▶ RECORDS TO PROCESS
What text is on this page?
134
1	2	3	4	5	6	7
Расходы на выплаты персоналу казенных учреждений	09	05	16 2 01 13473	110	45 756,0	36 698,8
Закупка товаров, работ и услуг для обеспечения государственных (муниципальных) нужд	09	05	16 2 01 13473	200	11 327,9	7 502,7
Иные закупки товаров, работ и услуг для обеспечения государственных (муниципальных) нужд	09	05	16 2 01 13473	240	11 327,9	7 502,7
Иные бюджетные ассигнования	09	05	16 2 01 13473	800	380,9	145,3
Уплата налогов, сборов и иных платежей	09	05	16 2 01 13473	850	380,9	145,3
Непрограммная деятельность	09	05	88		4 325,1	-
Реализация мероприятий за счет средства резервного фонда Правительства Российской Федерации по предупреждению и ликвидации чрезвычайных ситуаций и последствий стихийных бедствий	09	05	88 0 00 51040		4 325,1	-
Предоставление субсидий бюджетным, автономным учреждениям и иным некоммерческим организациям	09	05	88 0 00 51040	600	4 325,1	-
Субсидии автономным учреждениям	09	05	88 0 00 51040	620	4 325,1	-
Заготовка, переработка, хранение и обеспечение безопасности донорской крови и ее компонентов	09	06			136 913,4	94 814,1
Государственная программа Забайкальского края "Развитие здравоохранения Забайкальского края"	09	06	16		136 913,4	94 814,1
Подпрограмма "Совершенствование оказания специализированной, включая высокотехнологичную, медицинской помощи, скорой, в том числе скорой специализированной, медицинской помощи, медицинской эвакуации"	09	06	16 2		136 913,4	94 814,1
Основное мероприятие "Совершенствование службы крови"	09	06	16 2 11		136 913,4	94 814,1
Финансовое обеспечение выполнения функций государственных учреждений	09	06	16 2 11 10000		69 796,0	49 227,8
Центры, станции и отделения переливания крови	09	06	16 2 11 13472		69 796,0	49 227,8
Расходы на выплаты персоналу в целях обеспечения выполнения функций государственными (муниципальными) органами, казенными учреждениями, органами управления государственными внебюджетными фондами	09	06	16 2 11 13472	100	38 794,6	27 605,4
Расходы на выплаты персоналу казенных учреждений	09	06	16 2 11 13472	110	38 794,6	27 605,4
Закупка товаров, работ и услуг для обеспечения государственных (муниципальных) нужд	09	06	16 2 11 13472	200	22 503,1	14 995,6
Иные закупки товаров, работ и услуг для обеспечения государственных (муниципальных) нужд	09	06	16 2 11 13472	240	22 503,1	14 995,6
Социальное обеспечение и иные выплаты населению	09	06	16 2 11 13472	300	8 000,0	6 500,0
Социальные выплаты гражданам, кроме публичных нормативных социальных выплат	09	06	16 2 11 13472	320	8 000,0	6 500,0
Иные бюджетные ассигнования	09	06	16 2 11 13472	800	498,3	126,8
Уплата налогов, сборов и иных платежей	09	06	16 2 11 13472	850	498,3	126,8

▶ GOAL
Extract every entry in the listing word for word.

▶ WRITTEN RESPONSE
What text is on this page?
134
1	2	3	4	5	6	7
Расходы на выплаты персоналу казенных учреждений	09	05	16 2 01 13473	110	45 756,0	36 698,8
Закупка товаров, работ и услуг для обеспечения государственных (муниципальных) нужд	09	05	16 2 01 13473	200	11 327,9	7 502,7
Иные закупки товаров, работ и услуг для обеспечения государственных (муниципальных) нужд	09	05	16 2 01 13473	240	11 327,9	7 502,7
Иные бюджетные ассигнования	09	05	16 2 01 13473	800	380,9	145,3
Уплата налогов, сборов и иных платежей	09	05	16 2 01 13473	850	380,9	145,3
Непрограммная деятельность	09	05	88		4 325,1	-
Реализация мероприятий за счет средства резервного фонда Правительства Российской Федерации по предупреждению и ликвидации чрезвычайных ситуаций и последствий стихийных бедствий	09	05	88 0 00 51040		4 325,1	-
Предоставление субсидий бюджетным, автономным учреждениям и иным некоммерческим организациям	09	05	88 0 00 51040	600	4 325,1	-
Субсидии автономным учреждениям	09	05	88 0 00 51040	620	4 325,1	-
Заготовка, переработка, хранение и обеспечение безопасности донорской крови и ее компонентов	09	06			136 913,4	94 814,1
Государственная программа Забайкальского края "Развитие здравоохранения Забайкальского края"	09	06	16		136 913,4	94 814,1
Подпрограмма "Совершенствование оказания специализированной, включая высокотехнологичную, медицинской помощи, скорой, в том числе скорой специализированной, медицинской помощи, медицинской эвакуации"	09	06	16 2		136 913,4	94 814,1
Основное мероприятие "Совершенствование службы крови"	09	06	16 2 11		136 913,4	94 814,1
Финансовое обеспечение выполнения функций государственных учреждений	09	06	16 2 11 10000		69 796,0	49 227,8
Центры, станции и отделения переливания крови	09	06	16 2 11 13472		69 796,0	49 227,8
Расходы на выплаты персоналу в целях обеспечения выполнения функций государственными (муниципальными) органами, казенными учреждениями, органами управления государственными внебюджетными фондами	09	06	16 2 11 13472	100	38 794,6	27 605,4
Расходы на выплаты персоналу казенных учреждений	09	06	16 2 11 13472	110	38 794,6	27 605,4
Закупка товаров, работ и услуг для обеспечения государственных (муниципальных) нужд	09	06	16 2 11 13472	200	22 503,1	14 995,6
Иные закупки товаров, работ и услуг для обеспечения государственных (муниципальных) нужд	09	06	16 2 11 13472	240	22 503,1	14 995,6
Социальное обеспечение и иные выплаты населению	09	06	16 2 11 13472	300	8 000,0	6 500,0
Социальные выплаты гражданам, кроме публичных нормативных социальных выплат	09	06	16 2 11 13472	320	8 000,0	6 500,0
Иные бюджетные ассигнования	09	06	16 2 11 13472	800	498,3	126,8
Уплата налогов, сборов и иных платежей	09	06	16 2 11 13472	850	498,3	126,8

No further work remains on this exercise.